**Saved entries**:
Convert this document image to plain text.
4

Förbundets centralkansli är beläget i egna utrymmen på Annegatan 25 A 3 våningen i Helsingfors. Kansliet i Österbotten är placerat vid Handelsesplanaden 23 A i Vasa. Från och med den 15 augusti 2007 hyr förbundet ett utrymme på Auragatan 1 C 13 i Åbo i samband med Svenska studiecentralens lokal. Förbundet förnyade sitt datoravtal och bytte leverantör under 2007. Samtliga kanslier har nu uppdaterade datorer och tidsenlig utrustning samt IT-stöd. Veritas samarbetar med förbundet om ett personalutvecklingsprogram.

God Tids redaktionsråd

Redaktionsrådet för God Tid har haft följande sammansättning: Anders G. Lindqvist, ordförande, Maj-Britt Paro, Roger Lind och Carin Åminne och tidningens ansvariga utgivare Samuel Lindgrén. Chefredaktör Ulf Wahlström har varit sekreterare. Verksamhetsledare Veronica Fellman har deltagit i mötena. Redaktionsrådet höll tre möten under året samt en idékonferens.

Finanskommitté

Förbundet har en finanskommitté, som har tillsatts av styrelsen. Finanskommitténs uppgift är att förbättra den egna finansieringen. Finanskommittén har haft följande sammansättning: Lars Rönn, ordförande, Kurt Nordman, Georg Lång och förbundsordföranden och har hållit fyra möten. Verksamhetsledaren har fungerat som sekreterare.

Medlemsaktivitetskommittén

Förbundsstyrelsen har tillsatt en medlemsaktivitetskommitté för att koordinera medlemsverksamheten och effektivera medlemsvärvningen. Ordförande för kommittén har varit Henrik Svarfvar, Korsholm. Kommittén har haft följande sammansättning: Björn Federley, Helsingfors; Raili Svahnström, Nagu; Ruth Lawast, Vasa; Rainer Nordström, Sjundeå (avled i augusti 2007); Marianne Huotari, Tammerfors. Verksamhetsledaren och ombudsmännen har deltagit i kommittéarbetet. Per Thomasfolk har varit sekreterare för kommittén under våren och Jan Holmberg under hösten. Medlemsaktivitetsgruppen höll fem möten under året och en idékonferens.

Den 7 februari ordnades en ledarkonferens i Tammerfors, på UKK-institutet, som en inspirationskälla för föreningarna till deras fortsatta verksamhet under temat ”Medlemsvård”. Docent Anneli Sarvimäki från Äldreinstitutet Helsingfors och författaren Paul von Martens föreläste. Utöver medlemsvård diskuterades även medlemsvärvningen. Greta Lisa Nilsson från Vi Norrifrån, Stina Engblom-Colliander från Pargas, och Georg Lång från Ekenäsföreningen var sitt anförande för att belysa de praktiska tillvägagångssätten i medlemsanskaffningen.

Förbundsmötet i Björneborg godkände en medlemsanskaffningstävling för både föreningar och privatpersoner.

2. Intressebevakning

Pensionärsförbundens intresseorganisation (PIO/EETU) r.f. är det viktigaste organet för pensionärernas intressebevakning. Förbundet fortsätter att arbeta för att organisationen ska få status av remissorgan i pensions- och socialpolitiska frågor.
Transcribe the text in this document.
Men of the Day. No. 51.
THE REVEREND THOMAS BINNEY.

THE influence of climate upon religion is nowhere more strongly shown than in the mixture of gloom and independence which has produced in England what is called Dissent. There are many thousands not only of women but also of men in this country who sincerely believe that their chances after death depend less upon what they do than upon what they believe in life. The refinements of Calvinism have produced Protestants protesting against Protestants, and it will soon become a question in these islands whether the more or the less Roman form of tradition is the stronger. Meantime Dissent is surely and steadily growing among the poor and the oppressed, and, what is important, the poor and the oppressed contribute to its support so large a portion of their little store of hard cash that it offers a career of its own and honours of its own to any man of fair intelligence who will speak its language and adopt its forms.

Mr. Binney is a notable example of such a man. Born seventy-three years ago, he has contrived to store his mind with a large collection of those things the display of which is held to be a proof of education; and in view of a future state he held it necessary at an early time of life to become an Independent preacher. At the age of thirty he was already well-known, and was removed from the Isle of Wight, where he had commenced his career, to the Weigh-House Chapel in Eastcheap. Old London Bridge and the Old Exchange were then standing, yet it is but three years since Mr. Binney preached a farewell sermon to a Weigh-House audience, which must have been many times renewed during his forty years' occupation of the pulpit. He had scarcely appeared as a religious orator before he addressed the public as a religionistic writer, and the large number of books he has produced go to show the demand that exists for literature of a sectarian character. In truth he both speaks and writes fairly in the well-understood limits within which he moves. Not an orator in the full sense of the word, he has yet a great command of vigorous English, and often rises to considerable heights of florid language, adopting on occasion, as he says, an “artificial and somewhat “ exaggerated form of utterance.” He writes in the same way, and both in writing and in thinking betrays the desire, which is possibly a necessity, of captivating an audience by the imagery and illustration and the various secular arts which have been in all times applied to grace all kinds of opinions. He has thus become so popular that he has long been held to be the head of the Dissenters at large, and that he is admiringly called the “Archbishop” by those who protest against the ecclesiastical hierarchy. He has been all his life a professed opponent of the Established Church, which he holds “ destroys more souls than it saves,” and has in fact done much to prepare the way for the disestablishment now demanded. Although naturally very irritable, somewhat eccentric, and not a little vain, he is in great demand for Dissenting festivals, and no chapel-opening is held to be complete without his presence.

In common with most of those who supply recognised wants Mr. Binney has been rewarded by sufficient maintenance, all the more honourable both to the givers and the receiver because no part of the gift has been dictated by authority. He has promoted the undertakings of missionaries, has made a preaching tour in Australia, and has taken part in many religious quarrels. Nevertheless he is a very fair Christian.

**What you are asked to do**: Write out all records exactly, keeping every detail.

**Output of the task**:
Convert this document image to plain text.
4

Förbundets centralkansli är beläget i egna utrymmen på Annegatan 25 A 3 våningen i Helsingfors. Kansliet i Österbotten är placerat vid Handelsesplanaden 23 A i Vasa. Från och med den 15 augusti 2007 hyr förbundet ett utrymme på Auragatan 1 C 13 i Åbo i samband med Svenska studiecentralens lokal. Förbundet förnyade sitt datoravtal och bytte leverantör under 2007. Samtliga kanslier har nu uppdaterade datorer och tidsenlig utrustning samt IT-stöd. Veritas samarbetar med förbundet om ett personalutvecklingsprogram.

God Tids redaktionsråd

Redaktionsrådet för God Tid har haft följande sammansättning: Anders G. Lindqvist, ordförande, Maj-Britt Paro, Roger Lind och Carin Åminne och tidningens ansvariga utgivare Samuel Lindgrén. Chefredaktör Ulf Wahlström har varit sekreterare. Verksamhetsledare Veronica Fellman har deltagit i mötena. Redaktionsrådet höll tre möten under året samt en idékonferens.

Finanskommitté

Förbundet har en finanskommitté, som har tillsatts av styrelsen. Finanskommitténs uppgift är att förbättra den egna finansieringen. Finanskommittén har haft följande sammansättning: Lars Rönn, ordförande, Kurt Nordman, Georg Lång och förbundsordföranden och har hållit fyra möten. Verksamhetsledaren har fungerat som sekreterare.

Medlemsaktivitetskommittén

Förbundsstyrelsen har tillsatt en medlemsaktivitetskommitté för att koordinera medlemsverksamheten och effektivera medlemsvärvningen. Ordförande för kommittén har varit Henrik Svarfvar, Korsholm. Kommittén har haft följande sammansättning: Björn Federley, Helsingfors; Raili Svahnström, Nagu; Ruth Lawast, Vasa; Rainer Nordström, Sjundeå (avled i augusti 2007); Marianne Huotari, Tammerfors. Verksamhetsledaren och ombudsmännen har deltagit i kommittéarbetet. Per Thomasfolk har varit sekreterare för kommittén under våren och Jan Holmberg under hösten. Medlemsaktivitetsgruppen höll fem möten under året och en idékonferens.

Den 7 februari ordnades en ledarkonferens i Tammerfors, på UKK-institutet, som en inspirationskälla för föreningarna till deras fortsatta verksamhet under temat ”Medlemsvård”. Docent Anneli Sarvimäki från Äldreinstitutet Helsingfors och författaren Paul von Martens föreläste. Utöver medlemsvård diskuterades även medlemsvärvningen. Greta Lisa Nilsson från Vi Norrifrån, Stina Engblom-Colliander från Pargas, och Georg Lång från Ekenäsföreningen var sitt anförande för att belysa de praktiska tillvägagångssätten i medlemsanskaffningen.

Förbundsmötet i Björneborg godkände en medlemsanskaffningstävling för både föreningar och privatpersoner.

2. Intressebevakning

Pensionärsförbundens intresseorganisation (PIO/EETU) r.f. är det viktigaste organet för pensionärernas intressebevakning. Förbundet fortsätter att arbeta för att organisationen ska få status av remissorgan i pensions- och socialpolitiska frågor.
Transcribe the text in this document.
Men of the Day. No. 51.
THE REVEREND THOMAS BINNEY.

THE influence of climate upon religion is nowhere more strongly shown than in the mixture of gloom and independence which has produced in England what is called Dissent. There are many thousands not only of women but also of men in this country who sincerely believe that their chances after death depend less upon what they do than upon what they believe in life. The refinements of Calvinism have produced Protestants protesting against Protestants, and it will soon become a question in these islands whether the more or the less Roman form of tradition is the stronger. Meantime Dissent is surely and steadily growing among the poor and the oppressed, and, what is important, the poor and the oppressed contribute to its support so large a portion of their little store of hard cash that it offers a career of its own and honours of its own to any man of fair intelligence who will speak its language and adopt its forms.

Mr. Binney is a notable example of such a man. Born seventy-three years ago, he has contrived to store his mind with a large collection of those things the display of which is held to be a proof of education; and in view of a future state he held it necessary at an early time of life to become an Independent preacher. At the age of thirty he was already well-known, and was removed from the Isle of Wight, where he had commenced his career, to the Weigh-House Chapel in Eastcheap. Old London Bridge and the Old Exchange were then standing, yet it is but three years since Mr. Binney preached a farewell sermon to a Weigh-House audience, which must have been many times renewed during his forty years' occupation of the pulpit. He had scarcely appeared as a religious orator before he addressed the public as a religionistic writer, and the large number of books he has produced go to show the demand that exists for literature of a sectarian character. In truth he both speaks and writes fairly in the well-understood limits within which he moves. Not an orator in the full sense of the word, he has yet a great command of vigorous English, and often rises to considerable heights of florid language, adopting on occasion, as he says, an “artificial and somewhat “ exaggerated form of utterance.” He writes in the same way, and both in writing and in thinking betrays the desire, which is possibly a necessity, of captivating an audience by the imagery and illustration and the various secular arts which have been in all times applied to grace all kinds of opinions. He has thus become so popular that he has long been held to be the head of the Dissenters at large, and that he is admiringly called the “Archbishop” by those who protest against the ecclesiastical hierarchy. He has been all his life a professed opponent of the Established Church, which he holds “ destroys more souls than it saves,” and has in fact done much to prepare the way for the disestablishment now demanded. Although naturally very irritable, somewhat eccentric, and not a little vain, he is in great demand for Dissenting festivals, and no chapel-opening is held to be complete without his presence.

In common with most of those who supply recognised wants Mr. Binney has been rewarded by sufficient maintenance, all the more honourable both to the givers and the receiver because no part of the gift has been dictated by authority. He has promoted the undertakings of missionaries, has made a preaching tour in Australia, and has taken part in many religious quarrels. Nevertheless he is a very fair Christian.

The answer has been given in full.